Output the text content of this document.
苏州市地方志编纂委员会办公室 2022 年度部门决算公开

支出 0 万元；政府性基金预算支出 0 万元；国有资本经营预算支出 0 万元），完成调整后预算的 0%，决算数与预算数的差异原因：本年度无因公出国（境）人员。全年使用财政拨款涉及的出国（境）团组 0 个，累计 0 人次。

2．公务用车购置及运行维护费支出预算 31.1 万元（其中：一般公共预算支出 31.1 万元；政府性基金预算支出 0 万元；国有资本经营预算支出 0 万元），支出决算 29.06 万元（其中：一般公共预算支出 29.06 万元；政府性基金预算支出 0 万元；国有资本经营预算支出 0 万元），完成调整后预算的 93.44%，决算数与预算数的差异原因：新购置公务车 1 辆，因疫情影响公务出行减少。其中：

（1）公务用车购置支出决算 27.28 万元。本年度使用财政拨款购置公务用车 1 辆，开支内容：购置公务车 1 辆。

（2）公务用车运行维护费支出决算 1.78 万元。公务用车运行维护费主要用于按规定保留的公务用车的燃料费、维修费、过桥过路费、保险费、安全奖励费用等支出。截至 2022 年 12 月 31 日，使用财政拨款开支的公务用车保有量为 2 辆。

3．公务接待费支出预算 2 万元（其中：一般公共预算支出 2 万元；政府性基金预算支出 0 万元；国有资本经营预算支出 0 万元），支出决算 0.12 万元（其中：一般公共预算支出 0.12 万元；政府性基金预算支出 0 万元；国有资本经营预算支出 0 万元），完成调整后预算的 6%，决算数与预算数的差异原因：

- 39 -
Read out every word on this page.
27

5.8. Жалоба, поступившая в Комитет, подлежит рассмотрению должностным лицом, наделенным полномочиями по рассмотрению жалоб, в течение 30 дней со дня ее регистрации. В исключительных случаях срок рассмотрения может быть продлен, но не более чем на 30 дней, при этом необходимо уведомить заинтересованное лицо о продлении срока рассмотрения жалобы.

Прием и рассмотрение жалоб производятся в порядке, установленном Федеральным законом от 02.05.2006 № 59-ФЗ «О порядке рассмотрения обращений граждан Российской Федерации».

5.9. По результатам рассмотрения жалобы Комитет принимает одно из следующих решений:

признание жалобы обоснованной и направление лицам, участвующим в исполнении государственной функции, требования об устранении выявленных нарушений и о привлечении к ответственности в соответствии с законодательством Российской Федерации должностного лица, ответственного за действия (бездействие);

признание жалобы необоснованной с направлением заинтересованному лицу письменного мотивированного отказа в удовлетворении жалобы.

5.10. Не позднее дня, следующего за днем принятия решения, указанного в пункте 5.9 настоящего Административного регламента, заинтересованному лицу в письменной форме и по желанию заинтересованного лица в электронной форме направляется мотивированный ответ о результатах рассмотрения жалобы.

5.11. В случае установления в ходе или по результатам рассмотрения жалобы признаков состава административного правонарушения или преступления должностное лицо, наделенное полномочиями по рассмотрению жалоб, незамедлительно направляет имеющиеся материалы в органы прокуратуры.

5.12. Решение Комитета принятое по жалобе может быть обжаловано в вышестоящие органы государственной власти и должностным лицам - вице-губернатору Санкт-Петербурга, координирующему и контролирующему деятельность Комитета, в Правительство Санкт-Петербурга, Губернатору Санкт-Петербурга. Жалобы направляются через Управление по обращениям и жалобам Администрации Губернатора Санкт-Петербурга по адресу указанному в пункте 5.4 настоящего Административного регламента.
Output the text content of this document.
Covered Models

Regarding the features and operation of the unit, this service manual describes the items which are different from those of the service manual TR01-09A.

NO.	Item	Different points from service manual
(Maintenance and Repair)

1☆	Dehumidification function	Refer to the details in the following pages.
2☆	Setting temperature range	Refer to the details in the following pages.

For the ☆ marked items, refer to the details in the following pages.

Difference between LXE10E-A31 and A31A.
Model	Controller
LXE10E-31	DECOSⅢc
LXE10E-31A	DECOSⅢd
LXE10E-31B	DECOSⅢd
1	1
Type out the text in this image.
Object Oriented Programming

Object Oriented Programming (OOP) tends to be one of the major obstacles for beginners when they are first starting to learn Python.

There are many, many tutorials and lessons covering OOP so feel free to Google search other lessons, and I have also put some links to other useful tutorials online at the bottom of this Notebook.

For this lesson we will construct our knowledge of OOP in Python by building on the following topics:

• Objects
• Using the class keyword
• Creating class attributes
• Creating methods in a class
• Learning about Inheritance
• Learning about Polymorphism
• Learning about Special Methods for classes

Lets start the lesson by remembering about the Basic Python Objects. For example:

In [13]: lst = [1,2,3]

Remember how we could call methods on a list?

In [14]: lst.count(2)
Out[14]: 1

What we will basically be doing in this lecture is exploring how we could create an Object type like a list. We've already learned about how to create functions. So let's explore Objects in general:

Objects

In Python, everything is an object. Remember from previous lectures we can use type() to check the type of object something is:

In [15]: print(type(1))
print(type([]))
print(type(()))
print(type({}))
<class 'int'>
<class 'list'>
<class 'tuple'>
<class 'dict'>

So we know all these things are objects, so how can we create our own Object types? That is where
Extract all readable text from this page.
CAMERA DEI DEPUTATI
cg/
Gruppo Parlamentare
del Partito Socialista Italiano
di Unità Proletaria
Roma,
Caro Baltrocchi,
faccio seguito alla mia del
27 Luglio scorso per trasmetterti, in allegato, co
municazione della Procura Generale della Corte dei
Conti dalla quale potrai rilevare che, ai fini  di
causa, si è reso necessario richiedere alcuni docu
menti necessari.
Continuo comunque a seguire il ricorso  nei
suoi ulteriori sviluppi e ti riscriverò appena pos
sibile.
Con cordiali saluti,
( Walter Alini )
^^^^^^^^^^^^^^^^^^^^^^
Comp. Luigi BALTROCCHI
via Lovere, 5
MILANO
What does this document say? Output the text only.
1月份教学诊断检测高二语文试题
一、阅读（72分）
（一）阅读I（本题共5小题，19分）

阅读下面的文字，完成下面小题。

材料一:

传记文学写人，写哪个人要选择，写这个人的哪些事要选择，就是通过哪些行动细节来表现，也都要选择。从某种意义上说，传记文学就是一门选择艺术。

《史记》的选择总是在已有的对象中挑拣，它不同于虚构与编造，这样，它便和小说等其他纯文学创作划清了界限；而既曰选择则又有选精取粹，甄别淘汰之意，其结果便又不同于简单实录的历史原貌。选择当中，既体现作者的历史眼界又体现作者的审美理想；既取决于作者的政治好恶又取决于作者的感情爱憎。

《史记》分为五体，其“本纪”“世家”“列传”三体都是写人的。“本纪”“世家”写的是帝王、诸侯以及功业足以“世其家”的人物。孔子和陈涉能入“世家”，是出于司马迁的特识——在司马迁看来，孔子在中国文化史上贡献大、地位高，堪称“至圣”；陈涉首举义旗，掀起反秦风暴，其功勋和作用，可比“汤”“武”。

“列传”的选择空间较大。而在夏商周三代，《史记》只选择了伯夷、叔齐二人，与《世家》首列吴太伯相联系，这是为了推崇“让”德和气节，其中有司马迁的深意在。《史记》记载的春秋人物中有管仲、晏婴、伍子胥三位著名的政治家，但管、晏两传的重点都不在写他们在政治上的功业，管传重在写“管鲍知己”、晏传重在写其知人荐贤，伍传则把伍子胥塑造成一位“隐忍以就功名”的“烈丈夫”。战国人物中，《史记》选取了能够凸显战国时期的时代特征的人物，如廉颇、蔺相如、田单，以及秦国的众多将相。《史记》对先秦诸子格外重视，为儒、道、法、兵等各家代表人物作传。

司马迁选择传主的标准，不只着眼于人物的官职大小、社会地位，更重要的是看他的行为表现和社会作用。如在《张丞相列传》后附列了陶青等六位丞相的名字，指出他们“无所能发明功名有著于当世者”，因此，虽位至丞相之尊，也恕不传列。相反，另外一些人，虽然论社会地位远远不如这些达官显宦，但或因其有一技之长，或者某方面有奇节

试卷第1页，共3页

□ □ □

*Problem to work on:*
Write out the lines above from the one containing "What does this" through the last, exactly as they are.

*Response to the task:*
What does this document say? Output the text only.
1月份教学诊断检测高二语文试题
一、阅读（72分）
（一）阅读I（本题共5小题，19分）

阅读下面的文字，完成下面小题。

材料一:

传记文学写人，写哪个人要选择，写这个人的哪些事要选择，就是通过哪些行动细节来表现，也都要选择。从某种意义上说，传记文学就是一门选择艺术。

《史记》的选择总是在已有的对象中挑拣，它不同于虚构与编造，这样，它便和小说等其他纯文学创作划清了界限；而既曰选择则又有选精取粹，甄别淘汰之意，其结果便又不同于简单实录的历史原貌。选择当中，既体现作者的历史眼界又体现作者的审美理想；既取决于作者的政治好恶又取决于作者的感情爱憎。

《史记》分为五体，其“本纪”“世家”“列传”三体都是写人的。“本纪”“世家”写的是帝王、诸侯以及功业足以“世其家”的人物。孔子和陈涉能入“世家”，是出于司马迁的特识——在司马迁看来，孔子在中国文化史上贡献大、地位高，堪称“至圣”；陈涉首举义旗，掀起反秦风暴，其功勋和作用，可比“汤”“武”。

“列传”的选择空间较大。而在夏商周三代，《史记》只选择了伯夷、叔齐二人，与《世家》首列吴太伯相联系，这是为了推崇“让”德和气节，其中有司马迁的深意在。《史记》记载的春秋人物中有管仲、晏婴、伍子胥三位著名的政治家，但管、晏两传的重点都不在写他们在政治上的功业，管传重在写“管鲍知己”、晏传重在写其知人荐贤，伍传则把伍子胥塑造成一位“隐忍以就功名”的“烈丈夫”。战国人物中，《史记》选取了能够凸显战国时期的时代特征的人物，如廉颇、蔺相如、田单，以及秦国的众多将相。《史记》对先秦诸子格外重视，为儒、道、法、兵等各家代表人物作传。

司马迁选择传主的标准，不只着眼于人物的官职大小、社会地位，更重要的是看他的行为表现和社会作用。如在《张丞相列传》后附列了陶青等六位丞相的名字，指出他们“无所能发明功名有著于当世者”，因此，虽位至丞相之尊，也恕不传列。相反，另外一些人，虽然论社会地位远远不如这些达官显宦，但或因其有一技之长，或者某方面有奇节

试卷第1页，共3页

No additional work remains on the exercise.